Bagian Teks:
* * * *

Demikian nasehat Ida Sang Pendeta, dicamkan betul oleh para putranya bertiga. Pada hari yang baik, beliau kemudian berpulang ke Nirwana, moksa dengan Adhi Moksa-moksa yang utama, diiringkan oleh isterinya berdua, karena keduanya memang setia dan bhakti kepada beliau. Diceriterakan, beliau-beliau itu sudah menyatu dengan Tuhan. Tinggallah para putranya bertiga, ditinggal oleh ayah serta bundanya. Namun demikian masyarakat se wilayah desa Bukcabe, masih tulus bhaktinya, karena ingat kepada petuah Ki Dukuh Sakti Belatung dahulu. Pada hari yang baik, Ida Bang Banyak Wide mohon diri kepada saudaranya berdua, seraya berangkat menuju ke pulau jawa untuk menghadap kepada kakeknya yang bernama Ida Dang Hyang Siddhimantra. Diceriterakan perjalanan Ida Bang Banyak Wide, demikian banyaknya desa, perumahan serta hutan dilewatinya, lembah dan jurang yang dituruninya, jarang sekali berjumpa dengan manusia. Banyak sekali kesulitan yang ditemuinya di jalan tak usah diceriterakan, namun Ida Bang Banyak Wide, walau masih jejaka muda-belia, demikian teguhnya kepada tekadnya, tidak pernah takut dan khawatir menghadapi kesulitan dan hambatan di jalan. Sesampainya di Jawa, Sang Banyak Wide bertemu dengan seorang Mpu yang bernama Mpu Sedah yang menceritakan tentang Dhang Hyang Sidhimantra yang sudah berpulang ke alam nirwana. Setelah sekian lama bertutur ajaran suci, berkenan kemudian Mpu Sedah mengangkat Ida Bang Banyak Wide sebagai putera beliau, diajari berbagai pengetahuan tentang ajaran Siwa paksa. Setelah mahir dalam berbagai ajaran suci, Ida Bang Banyak Wide menyunting I Gusti Ayu Pinatih yang merupakan puteri dari Ki Patih Arya Buleteng. Pernikahan itu disetujui oleh Arya Buleteng karena Ida Bang Banyak Wide bersedia menjadi penerus generasi Arya sampai dengan keturunannya kemudian. Berkaitan dengan perubahan setatus Ida Bang Banyak Wide dari Brahmana menjadi wangsa Arya, ada bhisama dari Mpu Sedah kepada Ida Bang Banyak Wide, antara lain;
Sloka:
Wredhanam kretanugraham, jagadhitam purohitam, wacanam wara widyanam, brahmanawangsatitah, Siwatwam, pujatityasam, trikayam pansudham, kayiko, waciko suklam, manaciko sidha pumam. Puranam tatwam tuhwanam, silakramam, sirarya pinatyam maho, witing kunam purwa Daham
            Karena kehendak Hyang Kuasa terjadilah perubahan wangsa itu, tetapi Mpu Sedang mengingatkan Ida Bang Banyak Wide agar selalu mempelajari aturan Sidhikarana. Mpu sedah juga menganugrahi Sang Bang Banyak Wide sebuah keris pusaka bemama Ki Brahmana, seperangkat  Siwapakarana sebagai peralatan pemujaan seorang pendeta dan berbagai pustaka weda, agar dipuja, sebagai pusaka yang berkedudukan bagaikan kawitan-leluhurnya, sebagai perlambang jati diri seorang Arya Bang Pinatih, yang berasal dari brahmana dahulunya. Ada nasehat Mpu Sedah juga untuk seluruh keturunan Arya Wang Bang, agar paham tentang Filfasat Kedharman, selalu kokoh melakukan tapa yoga brata, memiliki ilmu pengetahuan yang berguna, pandai akan ilmu kerohanian, serta selalu mengupayakan ketrentraman, menganut prilaku Brahmana Wangsa, dapat didiksa, menjadi pendeta maharesi.

* * * *

[Butir dari sumber data]
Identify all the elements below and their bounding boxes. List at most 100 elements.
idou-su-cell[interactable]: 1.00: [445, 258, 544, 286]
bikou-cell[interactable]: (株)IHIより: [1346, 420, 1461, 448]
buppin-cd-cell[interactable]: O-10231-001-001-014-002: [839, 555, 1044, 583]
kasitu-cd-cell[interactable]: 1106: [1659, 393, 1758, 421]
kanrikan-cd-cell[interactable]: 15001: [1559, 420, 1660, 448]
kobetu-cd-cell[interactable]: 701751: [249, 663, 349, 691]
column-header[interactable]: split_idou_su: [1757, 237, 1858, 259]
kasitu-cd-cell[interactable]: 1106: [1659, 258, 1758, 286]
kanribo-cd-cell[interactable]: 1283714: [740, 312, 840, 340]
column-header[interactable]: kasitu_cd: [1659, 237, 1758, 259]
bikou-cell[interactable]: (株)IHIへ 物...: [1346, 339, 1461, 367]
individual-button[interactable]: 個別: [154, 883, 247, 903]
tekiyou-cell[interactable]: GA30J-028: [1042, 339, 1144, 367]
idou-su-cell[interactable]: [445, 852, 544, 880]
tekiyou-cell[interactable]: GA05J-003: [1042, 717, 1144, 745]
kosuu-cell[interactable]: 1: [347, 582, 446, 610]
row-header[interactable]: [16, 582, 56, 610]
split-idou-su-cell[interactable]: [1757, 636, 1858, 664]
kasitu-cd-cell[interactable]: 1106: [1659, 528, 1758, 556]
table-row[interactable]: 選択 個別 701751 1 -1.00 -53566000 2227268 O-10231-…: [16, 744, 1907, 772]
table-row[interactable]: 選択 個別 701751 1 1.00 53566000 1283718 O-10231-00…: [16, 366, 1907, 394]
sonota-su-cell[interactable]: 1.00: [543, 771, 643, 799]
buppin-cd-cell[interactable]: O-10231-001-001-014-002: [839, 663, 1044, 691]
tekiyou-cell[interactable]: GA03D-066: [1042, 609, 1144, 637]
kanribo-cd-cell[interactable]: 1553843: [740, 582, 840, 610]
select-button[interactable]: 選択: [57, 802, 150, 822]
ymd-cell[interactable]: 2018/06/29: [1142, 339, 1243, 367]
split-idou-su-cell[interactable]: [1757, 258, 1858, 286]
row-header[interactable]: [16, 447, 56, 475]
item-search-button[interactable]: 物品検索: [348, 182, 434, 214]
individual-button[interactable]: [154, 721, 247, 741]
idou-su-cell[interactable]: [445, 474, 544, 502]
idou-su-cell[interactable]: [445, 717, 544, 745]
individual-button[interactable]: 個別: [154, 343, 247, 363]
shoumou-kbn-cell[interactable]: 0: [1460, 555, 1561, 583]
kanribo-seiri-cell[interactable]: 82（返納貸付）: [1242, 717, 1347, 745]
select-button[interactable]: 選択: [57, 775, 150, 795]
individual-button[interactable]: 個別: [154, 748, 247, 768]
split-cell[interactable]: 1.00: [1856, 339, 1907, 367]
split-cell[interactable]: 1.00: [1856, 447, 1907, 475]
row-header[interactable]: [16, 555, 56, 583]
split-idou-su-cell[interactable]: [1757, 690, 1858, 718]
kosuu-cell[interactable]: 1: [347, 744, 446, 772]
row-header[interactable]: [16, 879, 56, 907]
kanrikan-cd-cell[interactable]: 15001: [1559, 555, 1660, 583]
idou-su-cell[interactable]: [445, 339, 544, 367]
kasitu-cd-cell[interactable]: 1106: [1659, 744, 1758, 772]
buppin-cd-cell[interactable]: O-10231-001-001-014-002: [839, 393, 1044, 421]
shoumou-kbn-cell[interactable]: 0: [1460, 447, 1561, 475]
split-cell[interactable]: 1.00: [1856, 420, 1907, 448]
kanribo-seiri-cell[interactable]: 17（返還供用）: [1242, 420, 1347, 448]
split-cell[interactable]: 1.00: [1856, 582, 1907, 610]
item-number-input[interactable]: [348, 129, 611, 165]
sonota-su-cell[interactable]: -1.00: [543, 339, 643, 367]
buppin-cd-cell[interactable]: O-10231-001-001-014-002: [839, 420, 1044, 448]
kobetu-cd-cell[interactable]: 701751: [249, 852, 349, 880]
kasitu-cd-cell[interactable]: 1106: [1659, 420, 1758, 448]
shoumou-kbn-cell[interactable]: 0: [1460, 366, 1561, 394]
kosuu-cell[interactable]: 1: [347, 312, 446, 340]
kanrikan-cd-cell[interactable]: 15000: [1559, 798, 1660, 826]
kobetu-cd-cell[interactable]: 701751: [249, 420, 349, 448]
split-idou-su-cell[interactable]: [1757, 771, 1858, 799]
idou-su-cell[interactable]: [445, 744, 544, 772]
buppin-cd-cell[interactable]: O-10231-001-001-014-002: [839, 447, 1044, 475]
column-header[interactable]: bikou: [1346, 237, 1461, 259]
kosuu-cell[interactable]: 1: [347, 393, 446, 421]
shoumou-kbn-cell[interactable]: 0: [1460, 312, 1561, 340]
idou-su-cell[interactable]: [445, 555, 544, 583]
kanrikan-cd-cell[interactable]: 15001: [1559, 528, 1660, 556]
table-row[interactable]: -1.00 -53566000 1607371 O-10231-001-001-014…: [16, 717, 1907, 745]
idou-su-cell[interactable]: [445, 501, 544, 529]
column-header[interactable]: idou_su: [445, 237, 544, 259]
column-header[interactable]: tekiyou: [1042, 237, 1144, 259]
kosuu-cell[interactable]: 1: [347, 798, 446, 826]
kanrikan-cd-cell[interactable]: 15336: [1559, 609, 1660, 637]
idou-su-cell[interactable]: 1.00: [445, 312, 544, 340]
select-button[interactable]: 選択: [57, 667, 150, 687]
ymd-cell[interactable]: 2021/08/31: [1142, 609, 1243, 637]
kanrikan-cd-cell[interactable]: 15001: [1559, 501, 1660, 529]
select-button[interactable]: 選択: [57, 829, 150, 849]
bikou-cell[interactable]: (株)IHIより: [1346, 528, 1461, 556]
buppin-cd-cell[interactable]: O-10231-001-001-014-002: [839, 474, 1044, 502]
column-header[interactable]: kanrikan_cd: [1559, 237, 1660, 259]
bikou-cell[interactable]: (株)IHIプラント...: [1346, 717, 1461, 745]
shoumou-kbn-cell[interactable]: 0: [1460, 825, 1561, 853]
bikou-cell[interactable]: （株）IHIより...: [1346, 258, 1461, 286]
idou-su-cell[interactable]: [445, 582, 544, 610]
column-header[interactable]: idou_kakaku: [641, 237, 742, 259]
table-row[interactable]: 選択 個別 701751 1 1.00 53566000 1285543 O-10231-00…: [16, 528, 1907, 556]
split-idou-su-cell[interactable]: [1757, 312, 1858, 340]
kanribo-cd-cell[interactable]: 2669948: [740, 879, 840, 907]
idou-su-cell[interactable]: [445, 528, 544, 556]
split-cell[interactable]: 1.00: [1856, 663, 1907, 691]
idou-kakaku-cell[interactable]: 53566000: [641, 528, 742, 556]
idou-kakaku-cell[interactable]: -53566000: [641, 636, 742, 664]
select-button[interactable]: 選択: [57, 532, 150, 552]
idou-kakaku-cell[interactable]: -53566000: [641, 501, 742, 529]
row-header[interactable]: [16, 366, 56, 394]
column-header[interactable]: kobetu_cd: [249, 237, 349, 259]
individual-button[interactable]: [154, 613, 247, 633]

* * * *

Tantangan:
- A) Kembalikan baris-baris catatan persis seperti aslinya, dimulai dari awal catatan dan berakhir pada baris yang memuat "idou-su-cell[interactable]: [445, 852, 544, 880]", dengan kedua batas itu ikut disertakan.
- B) Lanjutkan kisah tentang Ida Bang Banyak Wide dari kalimat terakhir yang ditampilkan.

Jawaban per Tugas:
- A)
Identify all the elements below and their bounding boxes. List at most 100 elements.
idou-su-cell[interactable]: 1.00: [445, 258, 544, 286]
bikou-cell[interactable]: (株)IHIより: [1346, 420, 1461, 448]
buppin-cd-cell[interactable]: O-10231-001-001-014-002: [839, 555, 1044, 583]
kasitu-cd-cell[interactable]: 1106: [1659, 393, 1758, 421]
kanrikan-cd-cell[interactable]: 15001: [1559, 420, 1660, 448]
kobetu-cd-cell[interactable]: 701751: [249, 663, 349, 691]
column-header[interactable]: split_idou_su: [1757, 237, 1858, 259]
kasitu-cd-cell[interactable]: 1106: [1659, 258, 1758, 286]
kanribo-cd-cell[interactable]: 1283714: [740, 312, 840, 340]
column-header[interactable]: kasitu_cd: [1659, 237, 1758, 259]
bikou-cell[interactable]: (株)IHIへ 物...: [1346, 339, 1461, 367]
individual-button[interactable]: 個別: [154, 883, 247, 903]
tekiyou-cell[interactable]: GA30J-028: [1042, 339, 1144, 367]
idou-su-cell[interactable]: [445, 852, 544, 880]

- B)
            Ada pula anugerah beliau, jika suatu ketika ada yang tahu tentang siapa yang membawa pusaka, menyucikan diri sanak saudara kelak, dan bila sesudah meninggal, bilamana sanak saudara yang telah menyucikan diri meninggal, jika melakukan upacara atiwa-tiwa palebon, berhak memakai sarana upacara seperti seorang brahmana lepas, berhak mempergunakan Padmasana, serba putih, serta segala sarana upacara sebagai sang Brahmana, pendeta. Bilamana yang meninggal adalah walaka, bilamana memperoleh kebahagiaan utama memegang kekuasaaan serta memiliki banyak rakyat, berhak mempergunakan bade bertumpang 9, petulangannya lembu, semua sarana yang dipakai ksatriya, terkecuali naga bandha, berhak dipakainya. Serta bila walaka biasa meninggal, jika mengadakan upacara atiwa-tiwa-pitra yadnya, berhak mempergunakan bade tumpang 7, serta sarananya, demikian yang berlaku pada Arya Pinatih. Prihal keadaan kacuntakan bagi Ki Arya Pinatih, jika meninggal bayi belum kepus pungsed, cuntakanya 7 hari, jika meninggal bayi sesudah kepus pungsed, cuntakanya 11 hari, namun belum tanggal gigi. Jika ada yang meninggal sudah dewasa, remaja atau sudah tua, cuntakanya satu bulan 7 hari. Dalam hal bersanak-saudara, jika ada orang luar desa datang, berkehendak untuk ikut menyungsung - menyembah Sang Hyang Kawitan Ki Brahmana serta Siwopakarananya, mengaku Sira Arya Pinatih, walaupun orangnya nista madhya utama, hendaknya kadropon, perhatikan dahulu, jikalau tidak mau anapak sahupajanjian Sang Hyang Kawitan, berarti bukanlah saudara itu. Jika dia mau anapak Sang Hyang Kawitan walaupun nista, madya utama, sungguh dia bersanak saudara, dan berhak ikut menyungsung bersama bhatara Kawitan, walaupun jauh tempat tinggalnya. Serta sanak saudara si Arya Pinatih tidak boleh anayub dewagama lawan patunggalan dadya, jika melanggar nasehatku ini, hala tunggal, hala kabeh - satu menemui celaka, semuanya celaka. Serta kemudian tidak bisa disupat Sang Hyang Rajadewa Kawitannya, oleh Pendeta Rsi Siwa Budha, serta jika melanggar seperti bhisama ini.
Om Ang medhalong, Ang Om mepatang, Ang Ung Mang ti sudha Om Nrang Om.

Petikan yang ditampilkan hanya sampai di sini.